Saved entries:
━━━━━━━━━━━━━━━━━━━━

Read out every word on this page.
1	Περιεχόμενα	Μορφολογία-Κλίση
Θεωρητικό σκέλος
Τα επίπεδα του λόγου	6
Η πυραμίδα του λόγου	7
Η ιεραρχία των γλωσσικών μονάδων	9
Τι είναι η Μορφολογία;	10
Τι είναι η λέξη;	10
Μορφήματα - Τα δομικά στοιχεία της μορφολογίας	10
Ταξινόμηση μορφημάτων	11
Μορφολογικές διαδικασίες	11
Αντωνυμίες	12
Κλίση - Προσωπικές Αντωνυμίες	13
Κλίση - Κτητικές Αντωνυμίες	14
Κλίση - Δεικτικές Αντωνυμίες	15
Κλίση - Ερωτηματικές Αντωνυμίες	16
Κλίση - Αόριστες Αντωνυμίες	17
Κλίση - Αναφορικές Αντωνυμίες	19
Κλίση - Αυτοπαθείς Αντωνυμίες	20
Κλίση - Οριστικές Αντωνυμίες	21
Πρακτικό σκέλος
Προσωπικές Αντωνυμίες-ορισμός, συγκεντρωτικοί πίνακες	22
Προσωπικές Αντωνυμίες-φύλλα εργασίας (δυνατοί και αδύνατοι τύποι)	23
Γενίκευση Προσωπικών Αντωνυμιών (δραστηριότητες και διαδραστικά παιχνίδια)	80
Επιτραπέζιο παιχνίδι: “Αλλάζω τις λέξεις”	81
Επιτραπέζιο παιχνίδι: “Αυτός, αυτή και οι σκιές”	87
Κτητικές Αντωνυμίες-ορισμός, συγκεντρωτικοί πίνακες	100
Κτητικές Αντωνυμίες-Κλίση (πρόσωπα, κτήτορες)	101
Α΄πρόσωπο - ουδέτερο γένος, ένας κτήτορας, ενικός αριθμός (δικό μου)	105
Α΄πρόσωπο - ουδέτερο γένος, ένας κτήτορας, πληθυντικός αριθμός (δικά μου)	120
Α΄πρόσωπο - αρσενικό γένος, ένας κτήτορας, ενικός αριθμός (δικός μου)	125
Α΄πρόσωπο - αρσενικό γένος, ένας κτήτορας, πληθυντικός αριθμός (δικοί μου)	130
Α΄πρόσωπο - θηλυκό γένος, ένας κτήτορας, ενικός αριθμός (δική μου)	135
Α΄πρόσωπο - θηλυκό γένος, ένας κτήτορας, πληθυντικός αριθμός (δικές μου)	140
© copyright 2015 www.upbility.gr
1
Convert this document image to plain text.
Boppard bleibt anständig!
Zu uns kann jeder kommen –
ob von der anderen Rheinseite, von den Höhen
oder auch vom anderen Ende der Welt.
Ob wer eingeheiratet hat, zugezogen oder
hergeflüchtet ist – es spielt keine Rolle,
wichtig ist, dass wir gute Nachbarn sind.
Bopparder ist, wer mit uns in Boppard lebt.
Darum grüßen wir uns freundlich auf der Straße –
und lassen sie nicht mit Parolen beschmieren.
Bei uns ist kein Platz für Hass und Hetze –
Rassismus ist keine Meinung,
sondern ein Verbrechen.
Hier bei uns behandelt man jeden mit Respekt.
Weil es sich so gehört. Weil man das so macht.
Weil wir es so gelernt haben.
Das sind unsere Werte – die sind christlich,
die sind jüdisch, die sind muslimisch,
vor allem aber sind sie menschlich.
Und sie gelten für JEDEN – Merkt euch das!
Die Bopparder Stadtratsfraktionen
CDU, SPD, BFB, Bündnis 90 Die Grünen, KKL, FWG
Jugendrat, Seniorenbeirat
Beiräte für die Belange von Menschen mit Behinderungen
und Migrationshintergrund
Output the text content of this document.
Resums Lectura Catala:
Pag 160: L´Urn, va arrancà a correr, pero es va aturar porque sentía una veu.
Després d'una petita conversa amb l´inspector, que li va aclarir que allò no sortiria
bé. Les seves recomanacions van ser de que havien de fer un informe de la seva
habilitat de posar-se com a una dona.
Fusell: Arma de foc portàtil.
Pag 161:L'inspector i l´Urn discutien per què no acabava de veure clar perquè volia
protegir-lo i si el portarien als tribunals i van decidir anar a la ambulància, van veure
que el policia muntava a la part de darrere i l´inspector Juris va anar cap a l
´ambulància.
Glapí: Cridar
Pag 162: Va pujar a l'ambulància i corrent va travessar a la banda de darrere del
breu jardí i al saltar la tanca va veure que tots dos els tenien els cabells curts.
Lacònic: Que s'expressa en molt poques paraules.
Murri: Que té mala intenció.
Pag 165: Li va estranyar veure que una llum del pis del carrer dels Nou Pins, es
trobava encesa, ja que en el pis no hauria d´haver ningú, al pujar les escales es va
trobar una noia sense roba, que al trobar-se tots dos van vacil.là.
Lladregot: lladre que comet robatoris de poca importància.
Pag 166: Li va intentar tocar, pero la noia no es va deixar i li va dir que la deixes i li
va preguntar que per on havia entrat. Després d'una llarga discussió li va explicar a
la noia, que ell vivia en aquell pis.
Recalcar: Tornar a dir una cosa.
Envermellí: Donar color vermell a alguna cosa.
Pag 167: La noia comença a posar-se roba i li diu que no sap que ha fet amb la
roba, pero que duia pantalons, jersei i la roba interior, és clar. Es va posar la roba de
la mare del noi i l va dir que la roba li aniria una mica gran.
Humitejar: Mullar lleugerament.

━━━━━━━━━━━━━━━━━━━━

AIM OF THE TASK: Output all preceding records character for character.

RESULT OF THE TASK:
Read out every word on this page.
1	Περιεχόμενα	Μορφολογία-Κλίση
Θεωρητικό σκέλος
Τα επίπεδα του λόγου	6
Η πυραμίδα του λόγου	7
Η ιεραρχία των γλωσσικών μονάδων	9
Τι είναι η Μορφολογία;	10
Τι είναι η λέξη;	10
Μορφήματα - Τα δομικά στοιχεία της μορφολογίας	10
Ταξινόμηση μορφημάτων	11
Μορφολογικές διαδικασίες	11
Αντωνυμίες	12
Κλίση - Προσωπικές Αντωνυμίες	13
Κλίση - Κτητικές Αντωνυμίες	14
Κλίση - Δεικτικές Αντωνυμίες	15
Κλίση - Ερωτηματικές Αντωνυμίες	16
Κλίση - Αόριστες Αντωνυμίες	17
Κλίση - Αναφορικές Αντωνυμίες	19
Κλίση - Αυτοπαθείς Αντωνυμίες	20
Κλίση - Οριστικές Αντωνυμίες	21
Πρακτικό σκέλος
Προσωπικές Αντωνυμίες-ορισμός, συγκεντρωτικοί πίνακες	22
Προσωπικές Αντωνυμίες-φύλλα εργασίας (δυνατοί και αδύνατοι τύποι)	23
Γενίκευση Προσωπικών Αντωνυμιών (δραστηριότητες και διαδραστικά παιχνίδια)	80
Επιτραπέζιο παιχνίδι: “Αλλάζω τις λέξεις”	81
Επιτραπέζιο παιχνίδι: “Αυτός, αυτή και οι σκιές”	87
Κτητικές Αντωνυμίες-ορισμός, συγκεντρωτικοί πίνακες	100
Κτητικές Αντωνυμίες-Κλίση (πρόσωπα, κτήτορες)	101
Α΄πρόσωπο - ουδέτερο γένος, ένας κτήτορας, ενικός αριθμός (δικό μου)	105
Α΄πρόσωπο - ουδέτερο γένος, ένας κτήτορας, πληθυντικός αριθμός (δικά μου)	120
Α΄πρόσωπο - αρσενικό γένος, ένας κτήτορας, ενικός αριθμός (δικός μου)	125
Α΄πρόσωπο - αρσενικό γένος, ένας κτήτορας, πληθυντικός αριθμός (δικοί μου)	130
Α΄πρόσωπο - θηλυκό γένος, ένας κτήτορας, ενικός αριθμός (δική μου)	135
Α΄πρόσωπο - θηλυκό γένος, ένας κτήτορας, πληθυντικός αριθμός (δικές μου)	140
© copyright 2015 www.upbility.gr
1
Convert this document image to plain text.
Boppard bleibt anständig!
Zu uns kann jeder kommen –
ob von der anderen Rheinseite, von den Höhen
oder auch vom anderen Ende der Welt.
Ob wer eingeheiratet hat, zugezogen oder
hergeflüchtet ist – es spielt keine Rolle,
wichtig ist, dass wir gute Nachbarn sind.
Bopparder ist, wer mit uns in Boppard lebt.
Darum grüßen wir uns freundlich auf der Straße –
und lassen sie nicht mit Parolen beschmieren.
Bei uns ist kein Platz für Hass und Hetze –
Rassismus ist keine Meinung,
sondern ein Verbrechen.
Hier bei uns behandelt man jeden mit Respekt.
Weil es sich so gehört. Weil man das so macht.
Weil wir es so gelernt haben.
Das sind unsere Werte – die sind christlich,
die sind jüdisch, die sind muslimisch,
vor allem aber sind sie menschlich.
Und sie gelten für JEDEN – Merkt euch das!
Die Bopparder Stadtratsfraktionen
CDU, SPD, BFB, Bündnis 90 Die Grünen, KKL, FWG
Jugendrat, Seniorenbeirat
Beiräte für die Belange von Menschen mit Behinderungen
und Migrationshintergrund
Output the text content of this document.
Resums Lectura Catala:
Pag 160: L´Urn, va arrancà a correr, pero es va aturar porque sentía una veu.
Després d'una petita conversa amb l´inspector, que li va aclarir que allò no sortiria
bé. Les seves recomanacions van ser de que havien de fer un informe de la seva
habilitat de posar-se com a una dona.
Fusell: Arma de foc portàtil.
Pag 161:L'inspector i l´Urn discutien per què no acabava de veure clar perquè volia
protegir-lo i si el portarien als tribunals i van decidir anar a la ambulància, van veure
que el policia muntava a la part de darrere i l´inspector Juris va anar cap a l
´ambulància.
Glapí: Cridar
Pag 162: Va pujar a l'ambulància i corrent va travessar a la banda de darrere del
breu jardí i al saltar la tanca va veure que tots dos els tenien els cabells curts.
Lacònic: Que s'expressa en molt poques paraules.
Murri: Que té mala intenció.
Pag 165: Li va estranyar veure que una llum del pis del carrer dels Nou Pins, es
trobava encesa, ja que en el pis no hauria d´haver ningú, al pujar les escales es va
trobar una noia sense roba, que al trobar-se tots dos van vacil.là.
Lladregot: lladre que comet robatoris de poca importància.
Pag 166: Li va intentar tocar, pero la noia no es va deixar i li va dir que la deixes i li
va preguntar que per on havia entrat. Després d'una llarga discussió li va explicar a
la noia, que ell vivia en aquell pis.
Recalcar: Tornar a dir una cosa.
Envermellí: Donar color vermell a alguna cosa.
Pag 167: La noia comença a posar-se roba i li diu que no sap que ha fet amb la
roba, pero que duia pantalons, jersei i la roba interior, és clar. Es va posar la roba de
la mare del noi i l va dir que la roba li aniria una mica gran.
Humitejar: Mullar lleugerament.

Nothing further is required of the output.